%%
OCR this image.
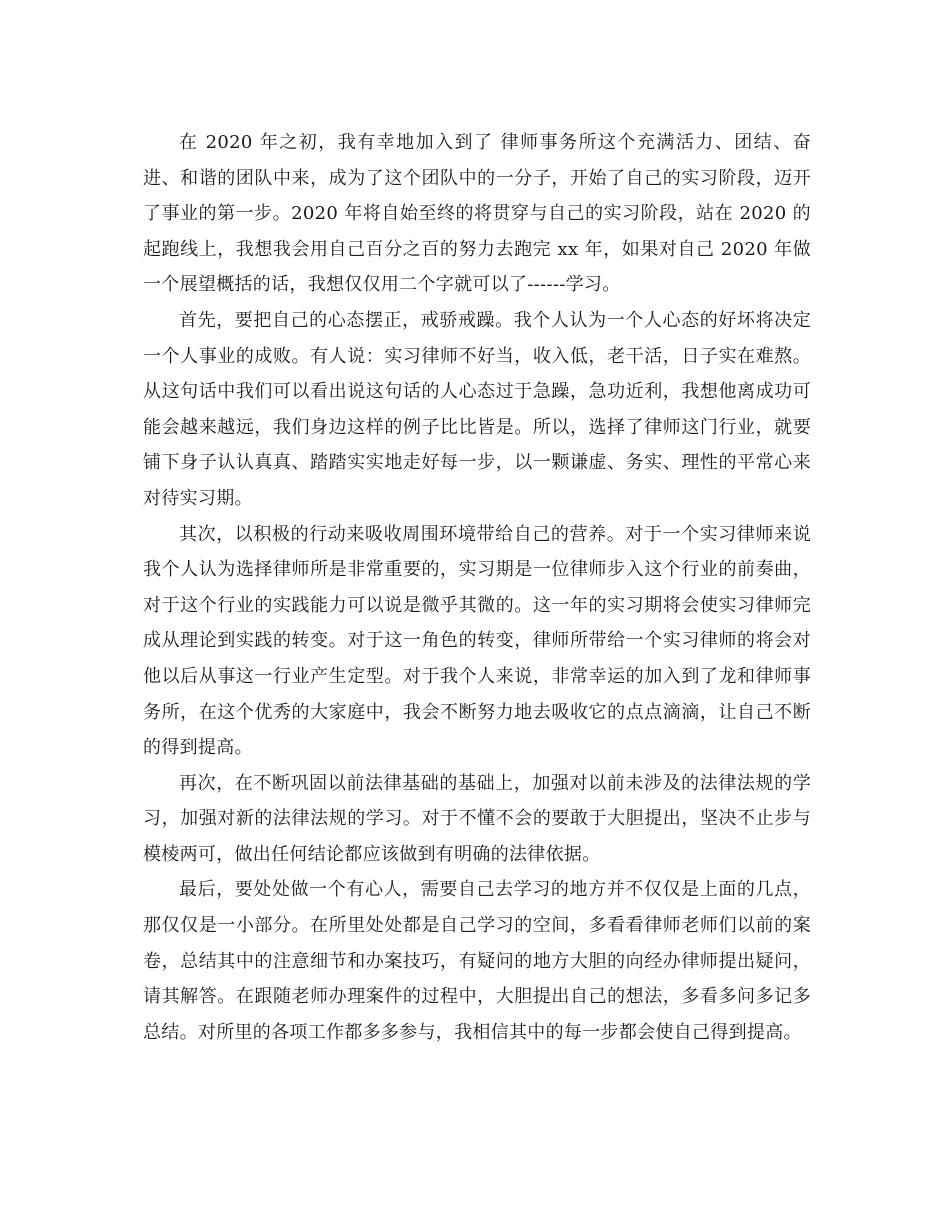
在 2020 年之初，我有幸地加入到了 律师事务所这个充满活力、团结、奋进、和谐的团队中来，成为了这个团队中的一分子，开始了自己的实习阶段，迈开了事业的第一步。2020 年将自始至终的将贯穿与自己的实习阶段，站在 2020 的起跑线上，我想我会用自己百分之百的努力去跑完 xx 年，如果对自己 2020 年做一个展望概括的话，我想仅仅用二个字就可以了------学习。

首先，要把自己的心态摆正，戒骄戒躁。我个人认为一个人心态的好坏将决定一个人事业的成败。有人说：实习律师不好当，收入低，老干活，日子实在难熬。从这句话中我们可以看出说这句话的人心态过于急躁，急功近利，我想他离成功可能会越来越远，我们身边这样的例子比比皆是。所以，选择了律师这门行业，就要铺下身子认认真真、踏踏实实地走好每一步，以一颗谦虚、务实、理性的平常心来对待实习期。

其次，以积极的行动来吸收周围环境带给自己的营养。对于一个实习律师来说我个人认为选择律师所是非常重要的，实习期是一位律师步入这个行业的前奏曲，对于这个行业的实践能力可以说是微乎其微的。这一年的实习期将会使实习律师完成从理论到实践的转变。对于这一角色的转变，律师所带给一个实习律师的将会对他以后从事这一行业产生定型。对于我个人来说，非常幸运的加入到了龙和律师事务所，在这个优秀的大家庭中，我会不断努力地去吸收它的点点滴滴，让自己不断的得到提高。

再次，在不断巩固以前法律基础的基础上，加强对以前未涉及的法律法规的学习，加强对新的法律法规的学习。对于不懂不会的要敢于大胆提出，坚决不止步与模棱两可，做出任何结论都应该做到有明确的法律依据。

最后，要处处做一个有心人，需要自己去学习的地方并不仅仅是上面的几点，那仅仅是一小部分。在所里处处都是自己学习的空间，多看看律师老师们以前的案卷，总结其中的注意细节和办案技巧，有疑问的地方大胆的向经办律师提出疑问，请其解答。在跟随老师办理案件的过程中，大胆提出自己的想法，多看多问多记多总结。对所里的各项工作都多多参与，我相信其中的每一步都会使自己得到提高。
%%
→ **Task directions**:
Your copy should repeat each entry above exactly but contain no pictures.

→ **Answer**:
OCR this image.
在 2020 年之初，我有幸地加入到了 律师事务所这个充满活力、团结、奋进、和谐的团队中来，成为了这个团队中的一分子，开始了自己的实习阶段，迈开了事业的第一步。2020 年将自始至终的将贯穿与自己的实习阶段，站在 2020 的起跑线上，我想我会用自己百分之百的努力去跑完 xx 年，如果对自己 2020 年做一个展望概括的话，我想仅仅用二个字就可以了------学习。

首先，要把自己的心态摆正，戒骄戒躁。我个人认为一个人心态的好坏将决定一个人事业的成败。有人说：实习律师不好当，收入低，老干活，日子实在难熬。从这句话中我们可以看出说这句话的人心态过于急躁，急功近利，我想他离成功可能会越来越远，我们身边这样的例子比比皆是。所以，选择了律师这门行业，就要铺下身子认认真真、踏踏实实地走好每一步，以一颗谦虚、务实、理性的平常心来对待实习期。

其次，以积极的行动来吸收周围环境带给自己的营养。对于一个实习律师来说我个人认为选择律师所是非常重要的，实习期是一位律师步入这个行业的前奏曲，对于这个行业的实践能力可以说是微乎其微的。这一年的实习期将会使实习律师完成从理论到实践的转变。对于这一角色的转变，律师所带给一个实习律师的将会对他以后从事这一行业产生定型。对于我个人来说，非常幸运的加入到了龙和律师事务所，在这个优秀的大家庭中，我会不断努力地去吸收它的点点滴滴，让自己不断的得到提高。

再次，在不断巩固以前法律基础的基础上，加强对以前未涉及的法律法规的学习，加强对新的法律法规的学习。对于不懂不会的要敢于大胆提出，坚决不止步与模棱两可，做出任何结论都应该做到有明确的法律依据。

最后，要处处做一个有心人，需要自己去学习的地方并不仅仅是上面的几点，那仅仅是一小部分。在所里处处都是自己学习的空间，多看看律师老师们以前的案卷，总结其中的注意细节和办案技巧，有疑问的地方大胆的向经办律师提出疑问，请其解答。在跟随老师办理案件的过程中，大胆提出自己的想法，多看多问多记多总结。对所里的各项工作都多多参与，我相信其中的每一步都会使自己得到提高。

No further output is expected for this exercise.